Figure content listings
# # # #
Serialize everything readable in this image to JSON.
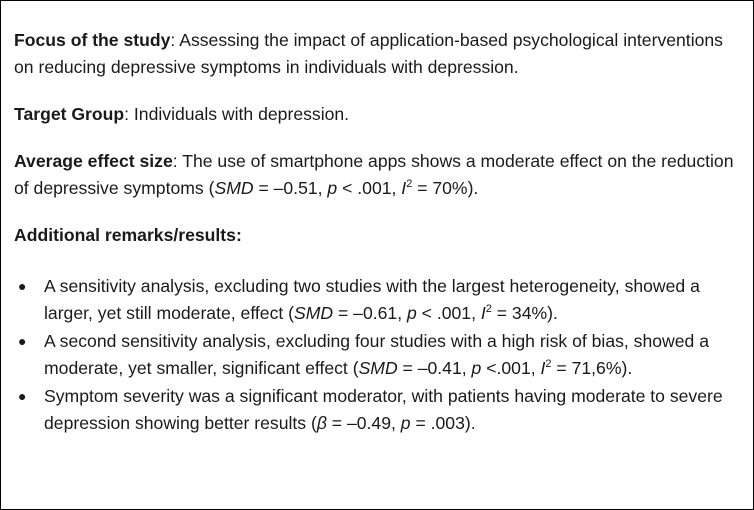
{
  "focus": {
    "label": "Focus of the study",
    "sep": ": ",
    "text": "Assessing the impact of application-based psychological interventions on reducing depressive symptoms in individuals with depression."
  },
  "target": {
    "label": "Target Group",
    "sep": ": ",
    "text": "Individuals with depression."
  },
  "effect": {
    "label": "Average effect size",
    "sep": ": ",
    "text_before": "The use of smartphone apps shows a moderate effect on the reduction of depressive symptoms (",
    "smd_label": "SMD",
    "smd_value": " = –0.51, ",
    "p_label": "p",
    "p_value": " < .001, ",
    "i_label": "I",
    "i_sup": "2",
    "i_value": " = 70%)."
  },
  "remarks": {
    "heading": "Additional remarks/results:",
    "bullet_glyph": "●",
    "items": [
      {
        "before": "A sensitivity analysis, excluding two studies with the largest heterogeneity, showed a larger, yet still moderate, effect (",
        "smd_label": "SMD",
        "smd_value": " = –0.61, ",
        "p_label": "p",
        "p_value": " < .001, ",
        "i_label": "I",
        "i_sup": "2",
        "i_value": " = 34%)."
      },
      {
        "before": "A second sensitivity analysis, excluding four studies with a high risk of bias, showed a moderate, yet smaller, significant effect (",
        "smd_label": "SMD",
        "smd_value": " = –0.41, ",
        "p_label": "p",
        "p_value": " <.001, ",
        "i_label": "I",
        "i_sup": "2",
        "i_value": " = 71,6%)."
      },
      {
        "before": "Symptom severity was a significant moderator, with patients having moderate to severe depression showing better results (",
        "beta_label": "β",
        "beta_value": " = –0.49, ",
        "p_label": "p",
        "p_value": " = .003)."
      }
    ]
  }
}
# # # #
THE TASK >>
Count the lines of the entries that hold the string "symptoms", then state that number and nothing more.

WRITTEN SOLUTION >>
2